BEGIN Material shown

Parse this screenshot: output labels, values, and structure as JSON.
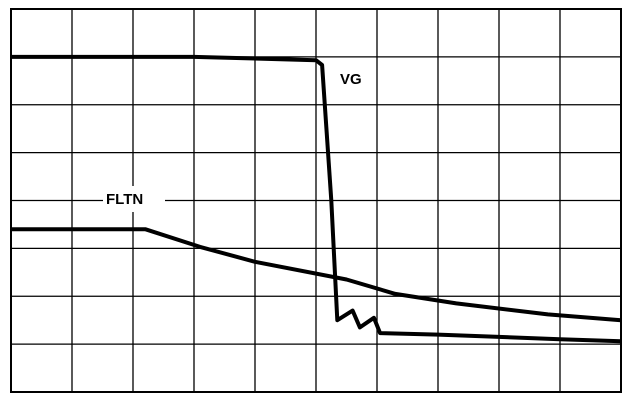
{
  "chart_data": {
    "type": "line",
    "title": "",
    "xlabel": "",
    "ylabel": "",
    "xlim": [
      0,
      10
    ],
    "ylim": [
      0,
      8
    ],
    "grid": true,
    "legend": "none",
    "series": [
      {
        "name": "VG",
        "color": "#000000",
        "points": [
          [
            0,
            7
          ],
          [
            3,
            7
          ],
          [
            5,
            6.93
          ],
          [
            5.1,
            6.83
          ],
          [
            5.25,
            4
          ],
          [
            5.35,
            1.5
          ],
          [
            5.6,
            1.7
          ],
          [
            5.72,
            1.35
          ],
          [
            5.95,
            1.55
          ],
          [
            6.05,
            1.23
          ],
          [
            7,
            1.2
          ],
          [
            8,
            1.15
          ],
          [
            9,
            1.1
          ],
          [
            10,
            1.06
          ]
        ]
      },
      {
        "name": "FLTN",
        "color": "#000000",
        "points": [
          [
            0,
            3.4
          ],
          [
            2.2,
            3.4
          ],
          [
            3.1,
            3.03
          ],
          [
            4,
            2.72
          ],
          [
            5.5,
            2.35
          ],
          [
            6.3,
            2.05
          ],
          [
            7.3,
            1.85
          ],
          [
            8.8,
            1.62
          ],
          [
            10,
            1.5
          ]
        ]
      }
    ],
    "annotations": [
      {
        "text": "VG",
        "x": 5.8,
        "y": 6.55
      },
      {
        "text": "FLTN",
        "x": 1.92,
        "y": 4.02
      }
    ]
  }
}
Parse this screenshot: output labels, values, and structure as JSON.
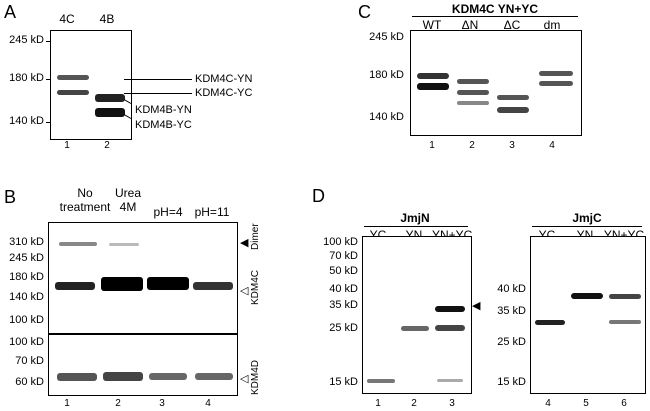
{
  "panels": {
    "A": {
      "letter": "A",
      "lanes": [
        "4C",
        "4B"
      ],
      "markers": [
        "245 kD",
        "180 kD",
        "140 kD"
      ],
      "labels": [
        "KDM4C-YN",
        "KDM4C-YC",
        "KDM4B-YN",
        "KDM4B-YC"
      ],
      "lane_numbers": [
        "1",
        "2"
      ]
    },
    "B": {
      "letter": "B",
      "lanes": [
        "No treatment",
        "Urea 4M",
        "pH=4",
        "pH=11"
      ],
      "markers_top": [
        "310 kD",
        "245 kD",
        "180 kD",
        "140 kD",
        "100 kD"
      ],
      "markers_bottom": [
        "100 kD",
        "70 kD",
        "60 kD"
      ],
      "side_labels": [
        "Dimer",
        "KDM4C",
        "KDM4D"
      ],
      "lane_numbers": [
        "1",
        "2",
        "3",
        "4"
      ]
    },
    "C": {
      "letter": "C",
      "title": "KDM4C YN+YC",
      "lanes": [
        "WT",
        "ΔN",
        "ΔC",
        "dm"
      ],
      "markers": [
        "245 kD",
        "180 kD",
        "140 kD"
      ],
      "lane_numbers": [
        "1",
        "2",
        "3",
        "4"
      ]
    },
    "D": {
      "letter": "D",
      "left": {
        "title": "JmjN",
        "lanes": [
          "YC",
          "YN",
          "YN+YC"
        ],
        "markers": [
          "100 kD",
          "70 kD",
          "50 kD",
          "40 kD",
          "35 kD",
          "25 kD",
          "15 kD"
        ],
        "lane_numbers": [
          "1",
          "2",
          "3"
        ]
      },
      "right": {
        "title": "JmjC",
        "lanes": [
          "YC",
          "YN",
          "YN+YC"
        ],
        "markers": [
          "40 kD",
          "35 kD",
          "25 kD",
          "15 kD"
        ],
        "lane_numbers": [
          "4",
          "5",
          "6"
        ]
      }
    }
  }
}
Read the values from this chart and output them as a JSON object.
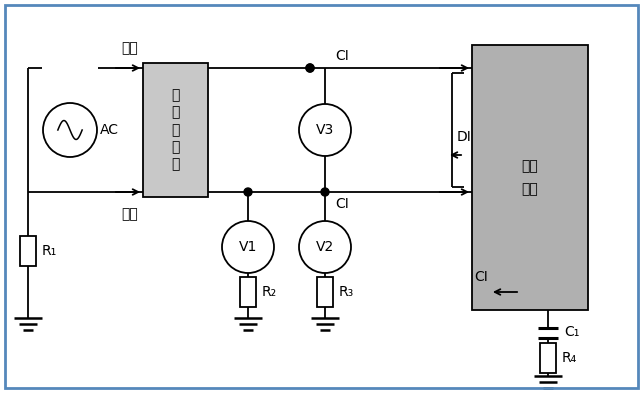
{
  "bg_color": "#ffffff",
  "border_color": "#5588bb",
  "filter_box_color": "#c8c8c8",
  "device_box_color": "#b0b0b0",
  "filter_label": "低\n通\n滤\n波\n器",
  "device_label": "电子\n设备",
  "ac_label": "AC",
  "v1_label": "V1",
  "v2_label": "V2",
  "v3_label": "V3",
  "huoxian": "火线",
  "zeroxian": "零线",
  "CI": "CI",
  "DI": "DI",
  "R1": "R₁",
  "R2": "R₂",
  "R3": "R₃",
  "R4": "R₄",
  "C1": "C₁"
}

END Material shown

Set exercise: Reproduce every record word for word. The copy must contain no pictures.

Written answer:
Parse this screenshot: output labels, values, and structure as JSON.
{
  "chart_data": {
    "type": "line",
    "title": "",
    "xlabel": "",
    "ylabel": "",
    "xlim": [
      0,
      10
    ],
    "ylim": [
      0,
      8
    ],
    "grid": true,
    "legend": "none",
    "series": [
      {
        "name": "VG",
        "color": "#000000",
        "points": [
          [
            0,
            7
          ],
          [
            3,
            7
          ],
          [
            5,
            6.93
          ],
          [
            5.1,
            6.83
          ],
          [
            5.25,
            4
          ],
          [
            5.35,
            1.5
          ],
          [
            5.6,
            1.7
          ],
          [
            5.72,
            1.35
          ],
          [
            5.95,
            1.55
          ],
          [
            6.05,
            1.23
          ],
          [
            7,
            1.2
          ],
          [
            8,
            1.15
          ],
          [
            9,
            1.1
          ],
          [
            10,
            1.06
          ]
        ]
      },
      {
        "name": "FLTN",
        "color": "#000000",
        "points": [
          [
            0,
            3.4
          ],
          [
            2.2,
            3.4
          ],
          [
            3.1,
            3.03
          ],
          [
            4,
            2.72
          ],
          [
            5.5,
            2.35
          ],
          [
            6.3,
            2.05
          ],
          [
            7.3,
            1.85
          ],
          [
            8.8,
            1.62
          ],
          [
            10,
            1.5
          ]
        ]
      }
    ],
    "annotations": [
      {
        "text": "VG",
        "x": 5.8,
        "y": 6.55
      },
      {
        "text": "FLTN",
        "x": 1.92,
        "y": 4.02
      }
    ]
  }
}
Parse this screenshot: output labels, values, and structure as JSON.
{
  "panels": {
    "A": {
      "letter": "A",
      "lanes": [
        "4C",
        "4B"
      ],
      "markers": [
        "245 kD",
        "180 kD",
        "140 kD"
      ],
      "labels": [
        "KDM4C-YN",
        "KDM4C-YC",
        "KDM4B-YN",
        "KDM4B-YC"
      ],
      "lane_numbers": [
        "1",
        "2"
      ]
    },
    "B": {
      "letter": "B",
      "lanes": [
        "No treatment",
        "Urea 4M",
        "pH=4",
        "pH=11"
      ],
      "markers_top": [
        "310 kD",
        "245 kD",
        "180 kD",
        "140 kD",
        "100 kD"
      ],
      "markers_bottom": [
        "100 kD",
        "70 kD",
        "60 kD"
      ],
      "side_labels": [
        "Dimer",
        "KDM4C",
        "KDM4D"
      ],
      "lane_numbers": [
        "1",
        "2",
        "3",
        "4"
      ]
    },
    "C": {
      "letter": "C",
      "title": "KDM4C YN+YC",
      "lanes": [
        "WT",
        "ΔN",
        "ΔC",
        "dm"
      ],
      "markers": [
        "245 kD",
        "180 kD",
        "140 kD"
      ],
      "lane_numbers": [
        "1",
        "2",
        "3",
        "4"
      ]
    },
    "D": {
      "letter": "D",
      "left": {
        "title": "JmjN",
        "lanes": [
          "YC",
          "YN",
          "YN+YC"
        ],
        "markers": [
          "100 kD",
          "70 kD",
          "50 kD",
          "40 kD",
          "35 kD",
          "25 kD",
          "15 kD"
        ],
        "lane_numbers": [
          "1",
          "2",
          "3"
        ]
      },
      "right": {
        "title": "JmjC",
        "lanes": [
          "YC",
          "YN",
          "YN+YC"
        ],
        "markers": [
          "40 kD",
          "35 kD",
          "25 kD",
          "15 kD"
        ],
        "lane_numbers": [
          "4",
          "5",
          "6"
        ]
      }
    }
  }
}
Read the values from this chart and output them as a JSON object.
{
  "bg_color": "#ffffff",
  "border_color": "#5588bb",
  "filter_box_color": "#c8c8c8",
  "device_box_color": "#b0b0b0",
  "filter_label": "低\n通\n滤\n波\n器",
  "device_label": "电子\n设备",
  "ac_label": "AC",
  "v1_label": "V1",
  "v2_label": "V2",
  "v3_label": "V3",
  "huoxian": "火线",
  "zeroxian": "零线",
  "CI": "CI",
  "DI": "DI",
  "R1": "R₁",
  "R2": "R₂",
  "R3": "R₃",
  "R4": "R₄",
  "C1": "C₁"
}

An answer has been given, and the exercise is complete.